* _EXERCISE DESCRIPTION_:
Look through the material below and give the number of lines holding "WalmartSwansonVitamins", with no other words.

Stored data entries:
•••••
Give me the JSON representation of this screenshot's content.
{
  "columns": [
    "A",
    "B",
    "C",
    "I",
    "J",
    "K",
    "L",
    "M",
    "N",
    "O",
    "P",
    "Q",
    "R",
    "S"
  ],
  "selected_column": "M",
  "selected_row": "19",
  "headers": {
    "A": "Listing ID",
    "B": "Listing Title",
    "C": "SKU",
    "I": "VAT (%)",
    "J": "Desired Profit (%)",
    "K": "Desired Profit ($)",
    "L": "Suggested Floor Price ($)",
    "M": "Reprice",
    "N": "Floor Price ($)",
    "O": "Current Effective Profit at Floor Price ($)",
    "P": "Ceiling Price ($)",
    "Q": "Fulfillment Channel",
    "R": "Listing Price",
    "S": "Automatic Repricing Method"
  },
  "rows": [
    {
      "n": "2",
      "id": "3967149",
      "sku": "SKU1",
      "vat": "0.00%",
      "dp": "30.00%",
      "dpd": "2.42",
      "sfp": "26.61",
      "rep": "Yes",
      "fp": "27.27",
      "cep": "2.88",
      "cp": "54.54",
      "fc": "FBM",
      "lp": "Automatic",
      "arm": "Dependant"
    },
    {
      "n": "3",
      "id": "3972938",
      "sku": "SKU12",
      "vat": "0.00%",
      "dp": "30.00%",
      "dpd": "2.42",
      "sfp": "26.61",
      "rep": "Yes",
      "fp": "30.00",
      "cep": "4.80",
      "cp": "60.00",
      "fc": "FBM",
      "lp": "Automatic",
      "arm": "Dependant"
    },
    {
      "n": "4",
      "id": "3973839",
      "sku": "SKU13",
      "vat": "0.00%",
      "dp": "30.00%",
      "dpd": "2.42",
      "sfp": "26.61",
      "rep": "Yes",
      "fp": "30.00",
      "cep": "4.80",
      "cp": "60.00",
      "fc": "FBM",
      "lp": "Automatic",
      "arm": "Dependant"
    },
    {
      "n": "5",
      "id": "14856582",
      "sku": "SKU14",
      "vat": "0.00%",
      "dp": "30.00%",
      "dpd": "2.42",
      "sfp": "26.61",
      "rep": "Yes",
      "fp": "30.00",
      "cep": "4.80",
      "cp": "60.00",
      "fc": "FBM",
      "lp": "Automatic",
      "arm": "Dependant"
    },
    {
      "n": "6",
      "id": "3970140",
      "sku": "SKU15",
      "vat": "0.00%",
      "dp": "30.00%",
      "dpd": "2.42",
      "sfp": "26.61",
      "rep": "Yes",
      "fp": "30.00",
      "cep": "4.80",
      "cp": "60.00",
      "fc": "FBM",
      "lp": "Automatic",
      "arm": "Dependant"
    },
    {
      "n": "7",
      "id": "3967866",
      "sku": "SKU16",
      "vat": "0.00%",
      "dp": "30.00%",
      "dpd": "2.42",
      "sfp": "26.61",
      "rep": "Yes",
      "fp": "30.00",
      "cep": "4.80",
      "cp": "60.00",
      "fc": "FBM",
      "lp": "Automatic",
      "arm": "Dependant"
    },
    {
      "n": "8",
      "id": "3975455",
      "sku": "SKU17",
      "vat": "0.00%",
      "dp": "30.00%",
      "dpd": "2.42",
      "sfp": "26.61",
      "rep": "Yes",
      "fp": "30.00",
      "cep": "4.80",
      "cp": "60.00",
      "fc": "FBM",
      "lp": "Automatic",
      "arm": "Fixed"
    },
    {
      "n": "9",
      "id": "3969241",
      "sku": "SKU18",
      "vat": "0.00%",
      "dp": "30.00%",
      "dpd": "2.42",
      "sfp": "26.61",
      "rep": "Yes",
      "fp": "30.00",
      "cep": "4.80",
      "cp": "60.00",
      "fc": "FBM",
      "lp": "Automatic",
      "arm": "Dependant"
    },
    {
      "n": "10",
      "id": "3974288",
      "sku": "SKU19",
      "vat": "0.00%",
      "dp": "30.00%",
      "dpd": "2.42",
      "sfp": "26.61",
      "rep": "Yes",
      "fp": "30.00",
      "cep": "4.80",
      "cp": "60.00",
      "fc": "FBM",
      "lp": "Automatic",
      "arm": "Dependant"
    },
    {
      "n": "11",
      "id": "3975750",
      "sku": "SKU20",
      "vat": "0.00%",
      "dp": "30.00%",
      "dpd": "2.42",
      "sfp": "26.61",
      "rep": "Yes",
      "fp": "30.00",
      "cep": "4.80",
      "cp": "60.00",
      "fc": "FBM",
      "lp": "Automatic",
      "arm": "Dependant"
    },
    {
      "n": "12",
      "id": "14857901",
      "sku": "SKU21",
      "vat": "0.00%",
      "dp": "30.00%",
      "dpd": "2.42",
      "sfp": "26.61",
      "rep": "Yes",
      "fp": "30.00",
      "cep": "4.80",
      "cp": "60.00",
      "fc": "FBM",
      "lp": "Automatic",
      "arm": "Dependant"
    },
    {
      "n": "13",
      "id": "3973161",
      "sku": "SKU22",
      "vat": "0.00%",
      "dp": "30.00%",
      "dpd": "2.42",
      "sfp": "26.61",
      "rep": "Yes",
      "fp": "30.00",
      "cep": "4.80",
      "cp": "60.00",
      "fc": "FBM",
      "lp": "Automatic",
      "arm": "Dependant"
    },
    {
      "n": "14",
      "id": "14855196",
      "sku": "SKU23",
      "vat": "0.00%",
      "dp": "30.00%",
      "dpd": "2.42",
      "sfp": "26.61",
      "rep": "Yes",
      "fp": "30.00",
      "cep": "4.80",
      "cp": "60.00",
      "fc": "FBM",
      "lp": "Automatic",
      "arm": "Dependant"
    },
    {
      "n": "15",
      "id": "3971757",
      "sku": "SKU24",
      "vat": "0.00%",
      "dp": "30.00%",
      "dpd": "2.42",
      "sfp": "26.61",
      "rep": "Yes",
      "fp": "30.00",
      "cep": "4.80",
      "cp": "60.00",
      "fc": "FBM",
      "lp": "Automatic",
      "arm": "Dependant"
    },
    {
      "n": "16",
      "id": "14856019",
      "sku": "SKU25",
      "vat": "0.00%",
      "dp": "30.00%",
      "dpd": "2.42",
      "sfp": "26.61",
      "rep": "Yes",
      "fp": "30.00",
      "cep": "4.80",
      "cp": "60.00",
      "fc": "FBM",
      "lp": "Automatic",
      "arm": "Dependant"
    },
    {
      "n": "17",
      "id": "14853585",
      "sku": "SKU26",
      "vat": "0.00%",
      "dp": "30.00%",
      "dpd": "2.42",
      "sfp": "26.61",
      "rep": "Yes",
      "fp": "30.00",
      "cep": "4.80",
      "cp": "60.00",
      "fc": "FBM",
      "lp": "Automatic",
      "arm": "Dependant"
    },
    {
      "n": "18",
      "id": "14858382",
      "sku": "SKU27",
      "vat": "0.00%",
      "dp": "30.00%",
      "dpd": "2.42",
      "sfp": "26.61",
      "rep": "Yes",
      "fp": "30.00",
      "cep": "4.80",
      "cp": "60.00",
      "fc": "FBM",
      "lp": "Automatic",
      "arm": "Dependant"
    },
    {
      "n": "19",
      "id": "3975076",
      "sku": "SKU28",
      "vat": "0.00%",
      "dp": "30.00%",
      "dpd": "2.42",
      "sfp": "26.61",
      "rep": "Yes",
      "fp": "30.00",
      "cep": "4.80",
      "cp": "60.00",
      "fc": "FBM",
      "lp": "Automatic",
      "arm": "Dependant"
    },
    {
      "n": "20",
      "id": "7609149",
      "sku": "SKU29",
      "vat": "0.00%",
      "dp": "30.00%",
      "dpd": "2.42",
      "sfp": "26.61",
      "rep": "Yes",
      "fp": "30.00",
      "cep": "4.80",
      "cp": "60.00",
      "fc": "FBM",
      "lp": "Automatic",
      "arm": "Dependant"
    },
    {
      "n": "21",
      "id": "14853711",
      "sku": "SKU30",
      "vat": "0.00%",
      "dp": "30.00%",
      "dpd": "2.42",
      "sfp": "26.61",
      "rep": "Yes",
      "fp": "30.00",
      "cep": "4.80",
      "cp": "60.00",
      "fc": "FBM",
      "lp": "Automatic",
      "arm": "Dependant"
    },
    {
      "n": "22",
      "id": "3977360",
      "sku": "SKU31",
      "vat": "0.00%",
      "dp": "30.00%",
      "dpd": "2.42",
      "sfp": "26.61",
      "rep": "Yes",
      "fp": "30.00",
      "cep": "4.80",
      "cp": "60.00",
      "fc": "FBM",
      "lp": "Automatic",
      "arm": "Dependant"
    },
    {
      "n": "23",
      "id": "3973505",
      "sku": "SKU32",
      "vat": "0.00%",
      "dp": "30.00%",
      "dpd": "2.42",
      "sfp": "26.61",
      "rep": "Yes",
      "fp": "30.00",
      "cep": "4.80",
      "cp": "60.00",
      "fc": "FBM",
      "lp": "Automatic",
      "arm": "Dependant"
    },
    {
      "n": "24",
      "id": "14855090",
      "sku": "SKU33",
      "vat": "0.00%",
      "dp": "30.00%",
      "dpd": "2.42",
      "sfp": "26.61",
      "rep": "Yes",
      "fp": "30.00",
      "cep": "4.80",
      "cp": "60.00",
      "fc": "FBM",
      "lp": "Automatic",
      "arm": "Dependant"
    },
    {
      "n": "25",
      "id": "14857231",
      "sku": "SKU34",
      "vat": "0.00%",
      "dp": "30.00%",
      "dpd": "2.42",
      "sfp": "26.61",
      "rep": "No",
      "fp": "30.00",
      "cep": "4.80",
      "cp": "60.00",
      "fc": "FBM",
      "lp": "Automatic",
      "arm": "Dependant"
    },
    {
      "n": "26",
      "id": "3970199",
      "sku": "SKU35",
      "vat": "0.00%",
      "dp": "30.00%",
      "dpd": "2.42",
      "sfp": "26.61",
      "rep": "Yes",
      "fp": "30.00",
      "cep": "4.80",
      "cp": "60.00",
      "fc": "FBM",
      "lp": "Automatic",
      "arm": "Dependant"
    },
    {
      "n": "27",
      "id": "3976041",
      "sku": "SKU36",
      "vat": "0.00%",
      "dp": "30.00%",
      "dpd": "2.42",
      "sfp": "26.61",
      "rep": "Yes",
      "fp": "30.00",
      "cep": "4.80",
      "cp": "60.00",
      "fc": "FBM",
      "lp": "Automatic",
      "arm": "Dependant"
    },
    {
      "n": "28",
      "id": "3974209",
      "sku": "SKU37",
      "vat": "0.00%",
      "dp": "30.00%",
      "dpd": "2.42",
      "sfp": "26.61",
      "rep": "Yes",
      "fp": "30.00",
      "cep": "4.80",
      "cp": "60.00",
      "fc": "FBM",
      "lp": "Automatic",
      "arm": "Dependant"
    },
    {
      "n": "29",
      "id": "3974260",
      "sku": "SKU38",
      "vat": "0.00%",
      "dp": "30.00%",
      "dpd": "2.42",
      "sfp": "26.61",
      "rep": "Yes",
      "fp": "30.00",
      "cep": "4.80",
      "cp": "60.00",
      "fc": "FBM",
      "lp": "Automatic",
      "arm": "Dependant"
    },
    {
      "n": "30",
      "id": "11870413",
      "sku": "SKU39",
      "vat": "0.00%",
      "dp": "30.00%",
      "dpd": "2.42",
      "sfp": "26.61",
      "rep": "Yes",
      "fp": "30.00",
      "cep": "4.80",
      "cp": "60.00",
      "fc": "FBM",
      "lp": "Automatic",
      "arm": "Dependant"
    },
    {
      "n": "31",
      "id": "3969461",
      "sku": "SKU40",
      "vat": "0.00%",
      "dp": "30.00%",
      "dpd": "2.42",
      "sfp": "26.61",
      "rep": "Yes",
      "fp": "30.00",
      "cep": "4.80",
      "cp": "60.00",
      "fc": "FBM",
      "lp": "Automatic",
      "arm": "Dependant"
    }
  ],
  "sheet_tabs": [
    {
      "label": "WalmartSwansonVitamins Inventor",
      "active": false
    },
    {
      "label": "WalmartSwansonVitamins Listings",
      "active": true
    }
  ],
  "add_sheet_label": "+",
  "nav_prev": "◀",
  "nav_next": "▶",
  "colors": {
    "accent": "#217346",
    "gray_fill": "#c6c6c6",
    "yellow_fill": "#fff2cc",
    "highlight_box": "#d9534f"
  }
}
•••••
* _PROBLEM SOLUTION_:
2